図8は、第2実施形態に係る板材加工システムを示す上面図である。板材加工システムSYSは、レーザ加工装置1と、レーザ加工装置1に配置されたワークWを移送(搬送)する移送装置30と、移送装置30によりレーザ加工装置1からワークWを移送する途中に、ワークWを加工する加工装置31と、を備える。
【0040】
板材加工システムSYSは、ワークWに対して、レーザ加工装置1の第1加工領域R1でレーザ加工を行い、加工装置31で加工を行う。レーザ加工装置1は、−Y側のメインフレーム10aに開口部35を備える。加工装置31は、フレーム10に開口部36を備える。移送装置30は、ワークホルダ30aによりワークWを把持して、開口部35及び開口部36を介して、レーザ加工装置1と加工装置31との間においてワークWを移送する。移送装置30は、不図示のガイド及び駆動装置によりY方向に移動する。
【0041】
加工装置31は、ワークWを加工する加工工具38を有しワークWを加工する。加工装置31は、加工工具38によりワークWを加工する領域として第2加工領域R2を有する。第2加工領域R2は、第1加工領域R1の−Y側に配置される。第2加工領域R2において、ワークWが移送装置30によってY方向に移送され、かつ、加工工具38がX方向に移動することにより、ワークWの任意の部分に加工工具38を位置決めし加工することができる。加工装置31による加工は、例えば成形加工、あるいはタップ加工などである。加工工具38は、各加工に適した工具が使用される。
【0042】
板材加工システムSYSは、フォーク装置40を備える。フォーク装置40は、レーザ加工装置1の第1加工領域R1においてパレット2上のワークWを受け取って、支持テーブルとして機能する。フォーク装置40は、基部40aと、腕部40bとを有する。基部40aは、X方向に延びて形成される。腕部40bは、棒状であり、基部40aの上面にX方向に複数並んで設けられる。フォーク装置40の腕部40bと後述する固定テーブル42の棒状部42bとは、交互に配置される。フォーク装置40の腕部40bの上面には、不図示のブラシ部が所定間隔で設けられてもよい。このブラシ部は、ワークWの移送時の抵抗を低減し、ワークWの下面に傷が付くのを抑制する。また、ブラシ部の代わりに、複数のフリーボールベアリング(ボールが全方向に転動可能)が配置されてもよい。
【0043】
フォーク装置40は、不図示の駆動装置及び不図示のガイドを備え、フォーク装置40の少なくとも一部を待機領域R3から第1加工領域R1に対して進退可能である。待機領域R3は、第2加工領域R2の−Y側に配置されている。
══════
作業課題:
#1 板材加工システムの説明によると、フォーク装置40の腕部40bの上面に設けられてもよいブラシ部は、何のために設けられるのか。1〜3文で説明せよ。
#2 板材加工システムの説明では、待機領域R3はどこに配置されているか。
#3 板材加工システムの説明を、最後の文の後から書き進めてください。

抽出データ:
══════
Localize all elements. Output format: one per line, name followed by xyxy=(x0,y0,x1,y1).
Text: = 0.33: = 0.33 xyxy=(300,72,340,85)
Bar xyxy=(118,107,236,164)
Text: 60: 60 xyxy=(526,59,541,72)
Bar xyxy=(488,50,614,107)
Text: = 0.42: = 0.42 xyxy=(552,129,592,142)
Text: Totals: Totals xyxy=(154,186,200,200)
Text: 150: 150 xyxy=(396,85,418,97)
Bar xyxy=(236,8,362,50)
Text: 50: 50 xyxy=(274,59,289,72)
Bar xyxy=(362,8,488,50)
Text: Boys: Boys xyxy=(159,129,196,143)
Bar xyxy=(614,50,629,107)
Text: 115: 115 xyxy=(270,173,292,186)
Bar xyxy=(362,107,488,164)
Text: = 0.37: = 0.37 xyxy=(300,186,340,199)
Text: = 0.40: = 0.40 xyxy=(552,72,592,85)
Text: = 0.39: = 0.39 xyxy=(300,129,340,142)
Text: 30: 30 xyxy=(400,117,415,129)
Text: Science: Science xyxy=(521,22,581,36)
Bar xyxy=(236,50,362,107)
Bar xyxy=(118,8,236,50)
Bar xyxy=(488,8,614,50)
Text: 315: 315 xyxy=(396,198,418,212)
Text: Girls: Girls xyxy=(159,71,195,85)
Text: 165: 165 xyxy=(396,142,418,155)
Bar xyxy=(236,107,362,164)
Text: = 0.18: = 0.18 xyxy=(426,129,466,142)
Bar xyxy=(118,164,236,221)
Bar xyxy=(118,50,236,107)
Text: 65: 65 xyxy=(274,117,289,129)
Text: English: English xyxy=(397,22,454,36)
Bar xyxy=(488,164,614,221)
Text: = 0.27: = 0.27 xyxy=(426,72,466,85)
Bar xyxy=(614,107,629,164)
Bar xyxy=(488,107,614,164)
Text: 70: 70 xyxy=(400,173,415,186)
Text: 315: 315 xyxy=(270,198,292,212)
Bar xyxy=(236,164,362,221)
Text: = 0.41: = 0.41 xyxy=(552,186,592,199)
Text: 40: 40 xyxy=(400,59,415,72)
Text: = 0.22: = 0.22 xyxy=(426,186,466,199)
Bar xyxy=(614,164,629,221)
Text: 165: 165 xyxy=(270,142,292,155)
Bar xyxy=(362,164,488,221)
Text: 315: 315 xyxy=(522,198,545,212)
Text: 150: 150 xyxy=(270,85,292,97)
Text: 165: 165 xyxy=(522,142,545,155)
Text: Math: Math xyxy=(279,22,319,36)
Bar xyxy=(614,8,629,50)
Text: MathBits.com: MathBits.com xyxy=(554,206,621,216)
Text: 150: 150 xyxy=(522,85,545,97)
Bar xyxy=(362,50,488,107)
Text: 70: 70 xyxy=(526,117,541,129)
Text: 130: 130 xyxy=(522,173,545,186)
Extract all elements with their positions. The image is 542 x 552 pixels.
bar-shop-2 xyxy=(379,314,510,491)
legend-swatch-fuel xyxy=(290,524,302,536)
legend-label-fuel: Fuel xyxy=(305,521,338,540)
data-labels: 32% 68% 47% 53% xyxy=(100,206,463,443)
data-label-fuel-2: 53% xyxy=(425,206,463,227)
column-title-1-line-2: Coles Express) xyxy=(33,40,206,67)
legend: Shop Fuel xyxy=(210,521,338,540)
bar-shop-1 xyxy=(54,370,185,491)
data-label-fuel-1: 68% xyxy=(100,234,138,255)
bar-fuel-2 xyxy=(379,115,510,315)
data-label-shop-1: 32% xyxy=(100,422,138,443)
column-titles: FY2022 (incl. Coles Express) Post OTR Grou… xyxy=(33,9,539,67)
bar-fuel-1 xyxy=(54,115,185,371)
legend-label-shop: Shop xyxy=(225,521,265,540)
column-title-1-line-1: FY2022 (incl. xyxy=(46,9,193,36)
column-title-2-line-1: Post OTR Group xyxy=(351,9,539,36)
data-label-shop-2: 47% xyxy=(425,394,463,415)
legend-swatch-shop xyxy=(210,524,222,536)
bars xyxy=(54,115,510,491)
══════
解答:
#1 ブラシ部は、ワークWを移送するときの抵抗を低減する。また、ワークWの下面に傷が付くのを抑制する。

#2 第2加工領域R2の−Y側に配置されている。

#3
【0044】
また、板材加工システムSYSは、固定テーブル42を備える。固定テーブル42は、待機領域R3から第2加工領域R2に向けて設けられる。固定テーブル42は、X方向に延びる棒状の支持部42aと、支持部42a上から+Y側に延びる複数の棒状部42bと、を備える。複数の棒状部42bのX方向のピッチは、フォーク装置40の腕部40bにおけるX方向のピッチとほぼ同様に設定される。各棒状部42bの上面には、フォーク装置40の腕部40bと同様に、不図示のブラシ部やフリーボールベアリングが設けられてもよく、ワークWの移送時の抵抗を低減してワークWの下面に傷が付くことを抑制してもよい。
【0045】
次に、板材加工システムSYSの動作を説明する。板材加工システムは、ワークWを載置したパレット2がレーザ加工装置1に搬入される。パレット2は、例えば、アンロード位置UP(
図1参照)から−X方向に走行してワークWを搬入する。パレット2に載置されたワークWは、レーザ加工装置1の第1加工領域R1に配置される。
【0046】
次に、移送装置30は、+Y方向に移動して、ワークホルダ30aによりワークWの−Y側の端部を把持する。続いて、レーザ加工装置1は、第1加工領域R1に配置されたワークWをレーザ加工する。レーザ加工装置1は、レーザヘッド4をワークWに対して相対的に移動させ、アシストガスGを噴出しながらレーザ光Lを照射することによりワークWを加工する。
【0047】
次に、第1実施形態と同様に、キャリッジ5を−X方向に駆動することにより、ブラシ6を、ワークWの一方の端部に対して離間する位置に移動する。続いて、キャリッジ5を+X方向に駆動することにより、ブラシ6をワークWの表面に接触させながら、ブラシ6をワークWの他方の端部まで移動する。このブラシ6の移動により、ワークWがブラシ6で掃かれて、ワークWの表面などに存在するスラグSが除去される。ブラシ6により除去されたスラグSは、ブラシ6により収集される。収集されたスラグSは、ブラシ6の+X方向の移動により、ワークWの+X側の端部から落下し、パレット2におけるワークWの他方の端部側に設けられる回収容器21(
図4参照)に回収される。
【0048】
次に、フォーク装置40を待機領域R3から+Y方向に移動させて、腕部40bをワークWの下方に配置する。次に、パレット2を下降させる。これにより、ワークWはパレット2の支持プレート2b上から腕部40b上に移載される。次に、ワークWは、移送装置30によって、ワークWの移送途中に設定された第2加工領域R2に配置される。ワークWは、所定部分が第2加工領域R2において位置決めされ、加工装置31によって加工される。加工装置31による加工は、例えば成形加工あるいはタップ加工などである。本実施形態では、ブラシ6でワークW上のスラグSを除去しているので、スラグSによる加工の不良を抑制することができる。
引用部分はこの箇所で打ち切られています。